## Start Raw data
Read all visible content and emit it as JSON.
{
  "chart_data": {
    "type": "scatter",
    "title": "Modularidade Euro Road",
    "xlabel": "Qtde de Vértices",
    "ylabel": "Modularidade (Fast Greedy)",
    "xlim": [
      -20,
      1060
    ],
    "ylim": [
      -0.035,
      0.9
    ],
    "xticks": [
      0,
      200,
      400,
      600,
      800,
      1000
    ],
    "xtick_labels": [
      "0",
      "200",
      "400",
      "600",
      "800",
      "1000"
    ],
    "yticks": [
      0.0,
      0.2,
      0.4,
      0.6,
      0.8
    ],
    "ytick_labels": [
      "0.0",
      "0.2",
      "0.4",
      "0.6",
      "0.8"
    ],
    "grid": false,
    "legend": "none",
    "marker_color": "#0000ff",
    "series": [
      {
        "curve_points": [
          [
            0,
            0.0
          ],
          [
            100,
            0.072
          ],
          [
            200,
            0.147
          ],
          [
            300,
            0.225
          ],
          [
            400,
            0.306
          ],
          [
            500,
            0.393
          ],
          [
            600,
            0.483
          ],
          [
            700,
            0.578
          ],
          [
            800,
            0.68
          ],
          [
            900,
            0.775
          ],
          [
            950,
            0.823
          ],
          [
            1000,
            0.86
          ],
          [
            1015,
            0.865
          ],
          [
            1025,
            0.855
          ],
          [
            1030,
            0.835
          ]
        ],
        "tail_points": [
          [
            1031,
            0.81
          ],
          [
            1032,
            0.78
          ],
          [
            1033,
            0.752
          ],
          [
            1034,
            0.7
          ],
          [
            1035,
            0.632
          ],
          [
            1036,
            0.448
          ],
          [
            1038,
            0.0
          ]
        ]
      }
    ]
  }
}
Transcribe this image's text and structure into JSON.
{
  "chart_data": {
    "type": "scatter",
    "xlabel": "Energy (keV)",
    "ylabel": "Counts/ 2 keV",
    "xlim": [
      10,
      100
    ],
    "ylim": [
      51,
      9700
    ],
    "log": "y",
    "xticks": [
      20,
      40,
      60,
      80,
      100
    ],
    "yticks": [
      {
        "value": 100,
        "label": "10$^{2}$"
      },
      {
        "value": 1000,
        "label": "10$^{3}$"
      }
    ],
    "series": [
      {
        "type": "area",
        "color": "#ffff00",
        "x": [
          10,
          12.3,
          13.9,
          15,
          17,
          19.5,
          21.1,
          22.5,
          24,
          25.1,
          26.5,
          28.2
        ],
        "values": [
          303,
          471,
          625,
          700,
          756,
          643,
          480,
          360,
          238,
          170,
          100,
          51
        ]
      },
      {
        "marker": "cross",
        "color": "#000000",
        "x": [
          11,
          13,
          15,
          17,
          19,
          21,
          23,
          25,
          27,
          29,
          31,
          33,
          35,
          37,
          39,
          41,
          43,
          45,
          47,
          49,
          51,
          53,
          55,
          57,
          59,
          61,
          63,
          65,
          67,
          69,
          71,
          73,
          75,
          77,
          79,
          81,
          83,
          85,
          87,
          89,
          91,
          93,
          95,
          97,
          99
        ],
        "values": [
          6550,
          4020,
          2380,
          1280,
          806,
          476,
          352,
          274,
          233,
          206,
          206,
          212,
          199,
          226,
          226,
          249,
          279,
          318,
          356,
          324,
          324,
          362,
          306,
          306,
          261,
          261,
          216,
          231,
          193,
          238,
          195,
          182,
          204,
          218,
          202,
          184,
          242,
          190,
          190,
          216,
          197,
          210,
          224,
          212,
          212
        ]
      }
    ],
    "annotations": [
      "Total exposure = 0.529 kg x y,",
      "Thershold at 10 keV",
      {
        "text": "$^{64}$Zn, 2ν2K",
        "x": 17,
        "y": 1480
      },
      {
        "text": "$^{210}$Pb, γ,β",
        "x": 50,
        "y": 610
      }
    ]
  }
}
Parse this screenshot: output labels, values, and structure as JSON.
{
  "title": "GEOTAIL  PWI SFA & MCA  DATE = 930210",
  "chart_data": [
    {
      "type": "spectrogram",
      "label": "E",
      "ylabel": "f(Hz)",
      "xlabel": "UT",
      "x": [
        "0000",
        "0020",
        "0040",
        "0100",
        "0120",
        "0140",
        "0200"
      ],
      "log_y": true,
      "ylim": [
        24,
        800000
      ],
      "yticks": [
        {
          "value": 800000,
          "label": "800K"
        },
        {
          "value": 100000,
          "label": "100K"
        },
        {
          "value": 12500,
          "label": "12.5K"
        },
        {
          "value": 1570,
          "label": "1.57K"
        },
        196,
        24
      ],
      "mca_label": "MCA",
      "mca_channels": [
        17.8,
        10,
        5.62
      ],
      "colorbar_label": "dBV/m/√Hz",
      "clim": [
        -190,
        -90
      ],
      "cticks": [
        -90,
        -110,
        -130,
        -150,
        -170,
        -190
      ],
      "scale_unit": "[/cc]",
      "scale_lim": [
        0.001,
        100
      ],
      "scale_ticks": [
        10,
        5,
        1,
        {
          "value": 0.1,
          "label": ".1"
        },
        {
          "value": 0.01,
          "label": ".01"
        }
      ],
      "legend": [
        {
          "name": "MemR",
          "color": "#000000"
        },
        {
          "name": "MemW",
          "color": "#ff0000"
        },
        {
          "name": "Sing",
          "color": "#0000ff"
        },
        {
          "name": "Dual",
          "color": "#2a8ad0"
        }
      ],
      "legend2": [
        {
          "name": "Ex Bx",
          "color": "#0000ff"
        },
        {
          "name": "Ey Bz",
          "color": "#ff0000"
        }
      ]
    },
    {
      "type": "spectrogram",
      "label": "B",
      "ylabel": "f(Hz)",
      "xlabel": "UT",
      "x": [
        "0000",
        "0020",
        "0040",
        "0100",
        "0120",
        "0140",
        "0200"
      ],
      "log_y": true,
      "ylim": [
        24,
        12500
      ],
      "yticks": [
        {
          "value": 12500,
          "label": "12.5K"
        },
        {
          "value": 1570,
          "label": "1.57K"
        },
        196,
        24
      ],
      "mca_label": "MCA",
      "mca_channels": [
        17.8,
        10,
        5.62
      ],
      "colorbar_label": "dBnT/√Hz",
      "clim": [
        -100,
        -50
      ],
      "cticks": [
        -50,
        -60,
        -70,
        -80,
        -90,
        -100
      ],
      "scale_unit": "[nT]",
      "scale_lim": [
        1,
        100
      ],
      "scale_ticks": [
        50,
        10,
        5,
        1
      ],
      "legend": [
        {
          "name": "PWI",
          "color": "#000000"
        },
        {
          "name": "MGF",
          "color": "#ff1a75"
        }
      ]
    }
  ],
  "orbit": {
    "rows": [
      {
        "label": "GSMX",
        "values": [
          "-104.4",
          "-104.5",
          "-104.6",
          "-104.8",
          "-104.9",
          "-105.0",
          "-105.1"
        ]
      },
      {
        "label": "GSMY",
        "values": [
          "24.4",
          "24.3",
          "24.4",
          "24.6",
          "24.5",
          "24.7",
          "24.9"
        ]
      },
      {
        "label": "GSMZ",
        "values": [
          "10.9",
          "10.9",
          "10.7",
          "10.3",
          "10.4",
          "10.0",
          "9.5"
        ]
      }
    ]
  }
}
## End Raw data
**What to do:** All of the entries above must be quoted exactly.

**Result for this task:**
Read all visible content and emit it as JSON.
{
  "chart_data": {
    "type": "scatter",
    "title": "Modularidade Euro Road",
    "xlabel": "Qtde de Vértices",
    "ylabel": "Modularidade (Fast Greedy)",
    "xlim": [
      -20,
      1060
    ],
    "ylim": [
      -0.035,
      0.9
    ],
    "xticks": [
      0,
      200,
      400,
      600,
      800,
      1000
    ],
    "xtick_labels": [
      "0",
      "200",
      "400",
      "600",
      "800",
      "1000"
    ],
    "yticks": [
      0.0,
      0.2,
      0.4,
      0.6,
      0.8
    ],
    "ytick_labels": [
      "0.0",
      "0.2",
      "0.4",
      "0.6",
      "0.8"
    ],
    "grid": false,
    "legend": "none",
    "marker_color": "#0000ff",
    "series": [
      {
        "curve_points": [
          [
            0,
            0.0
          ],
          [
            100,
            0.072
          ],
          [
            200,
            0.147
          ],
          [
            300,
            0.225
          ],
          [
            400,
            0.306
          ],
          [
            500,
            0.393
          ],
          [
            600,
            0.483
          ],
          [
            700,
            0.578
          ],
          [
            800,
            0.68
          ],
          [
            900,
            0.775
          ],
          [
            950,
            0.823
          ],
          [
            1000,
            0.86
          ],
          [
            1015,
            0.865
          ],
          [
            1025,
            0.855
          ],
          [
            1030,
            0.835
          ]
        ],
        "tail_points": [
          [
            1031,
            0.81
          ],
          [
            1032,
            0.78
          ],
          [
            1033,
            0.752
          ],
          [
            1034,
            0.7
          ],
          [
            1035,
            0.632
          ],
          [
            1036,
            0.448
          ],
          [
            1038,
            0.0
          ]
        ]
      }
    ]
  }
}
Transcribe this image's text and structure into JSON.
{
  "chart_data": {
    "type": "scatter",
    "xlabel": "Energy (keV)",
    "ylabel": "Counts/ 2 keV",
    "xlim": [
      10,
      100
    ],
    "ylim": [
      51,
      9700
    ],
    "log": "y",
    "xticks": [
      20,
      40,
      60,
      80,
      100
    ],
    "yticks": [
      {
        "value": 100,
        "label": "10$^{2}$"
      },
      {
        "value": 1000,
        "label": "10$^{3}$"
      }
    ],
    "series": [
      {
        "type": "area",
        "color": "#ffff00",
        "x": [
          10,
          12.3,
          13.9,
          15,
          17,
          19.5,
          21.1,
          22.5,
          24,
          25.1,
          26.5,
          28.2
        ],
        "values": [
          303,
          471,
          625,
          700,
          756,
          643,
          480,
          360,
          238,
          170,
          100,
          51
        ]
      },
      {
        "marker": "cross",
        "color": "#000000",
        "x": [
          11,
          13,
          15,
          17,
          19,
          21,
          23,
          25,
          27,
          29,
          31,
          33,
          35,
          37,
          39,
          41,
          43,
          45,
          47,
          49,
          51,
          53,
          55,
          57,
          59,
          61,
          63,
          65,
          67,
          69,
          71,
          73,
          75,
          77,
          79,
          81,
          83,
          85,
          87,
          89,
          91,
          93,
          95,
          97,
          99
        ],
        "values": [
          6550,
          4020,
          2380,
          1280,
          806,
          476,
          352,
          274,
          233,
          206,
          206,
          212,
          199,
          226,
          226,
          249,
          279,
          318,
          356,
          324,
          324,
          362,
          306,
          306,
          261,
          261,
          216,
          231,
          193,
          238,
          195,
          182,
          204,
          218,
          202,
          184,
          242,
          190,
          190,
          216,
          197,
          210,
          224,
          212,
          212
        ]
      }
    ],
    "annotations": [
      "Total exposure = 0.529 kg x y,",
      "Thershold at 10 keV",
      {
        "text": "$^{64}$Zn, 2ν2K",
        "x": 17,
        "y": 1480
      },
      {
        "text": "$^{210}$Pb, γ,β",
        "x": 50,
        "y": 610
      }
    ]
  }
}
Parse this screenshot: output labels, values, and structure as JSON.
{
  "title": "GEOTAIL  PWI SFA & MCA  DATE = 930210",
  "chart_data": [
    {
      "type": "spectrogram",
      "label": "E",
      "ylabel": "f(Hz)",
      "xlabel": "UT",
      "x": [
        "0000",
        "0020",
        "0040",
        "0100",
        "0120",
        "0140",
        "0200"
      ],
      "log_y": true,
      "ylim": [
        24,
        800000
      ],
      "yticks": [
        {
          "value": 800000,
          "label": "800K"
        },
        {
          "value": 100000,
          "label": "100K"
        },
        {
          "value": 12500,
          "label": "12.5K"
        },
        {
          "value": 1570,
          "label": "1.57K"
        },
        196,
        24
      ],
      "mca_label": "MCA",
      "mca_channels": [
        17.8,
        10,
        5.62
      ],
      "colorbar_label": "dBV/m/√Hz",
      "clim": [
        -190,
        -90
      ],
      "cticks": [
        -90,
        -110,
        -130,
        -150,
        -170,
        -190
      ],
      "scale_unit": "[/cc]",
      "scale_lim": [
        0.001,
        100
      ],
      "scale_ticks": [
        10,
        5,
        1,
        {
          "value": 0.1,
          "label": ".1"
        },
        {
          "value": 0.01,
          "label": ".01"
        }
      ],
      "legend": [
        {
          "name": "MemR",
          "color": "#000000"
        },
        {
          "name": "MemW",
          "color": "#ff0000"
        },
        {
          "name": "Sing",
          "color": "#0000ff"
        },
        {
          "name": "Dual",
          "color": "#2a8ad0"
        }
      ],
      "legend2": [
        {
          "name": "Ex Bx",
          "color": "#0000ff"
        },
        {
          "name": "Ey Bz",
          "color": "#ff0000"
        }
      ]
    },
    {
      "type": "spectrogram",
      "label": "B",
      "ylabel": "f(Hz)",
      "xlabel": "UT",
      "x": [
        "0000",
        "0020",
        "0040",
        "0100",
        "0120",
        "0140",
        "0200"
      ],
      "log_y": true,
      "ylim": [
        24,
        12500
      ],
      "yticks": [
        {
          "value": 12500,
          "label": "12.5K"
        },
        {
          "value": 1570,
          "label": "1.57K"
        },
        196,
        24
      ],
      "mca_label": "MCA",
      "mca_channels": [
        17.8,
        10,
        5.62
      ],
      "colorbar_label": "dBnT/√Hz",
      "clim": [
        -100,
        -50
      ],
      "cticks": [
        -50,
        -60,
        -70,
        -80,
        -90,
        -100
      ],
      "scale_unit": "[nT]",
      "scale_lim": [
        1,
        100
      ],
      "scale_ticks": [
        50,
        10,
        5,
        1
      ],
      "legend": [
        {
          "name": "PWI",
          "color": "#000000"
        },
        {
          "name": "MGF",
          "color": "#ff1a75"
        }
      ]
    }
  ],
  "orbit": {
    "rows": [
      {
        "label": "GSMX",
        "values": [
          "-104.4",
          "-104.5",
          "-104.6",
          "-104.8",
          "-104.9",
          "-105.0",
          "-105.1"
        ]
      },
      {
        "label": "GSMY",
        "values": [
          "24.4",
          "24.3",
          "24.4",
          "24.6",
          "24.5",
          "24.7",
          "24.9"
        ]
      },
      {
        "label": "GSMZ",
        "values": [
          "10.9",
          "10.9",
          "10.7",
          "10.3",
          "10.4",
          "10.0",
          "9.5"
        ]
      }
    ]
  }
}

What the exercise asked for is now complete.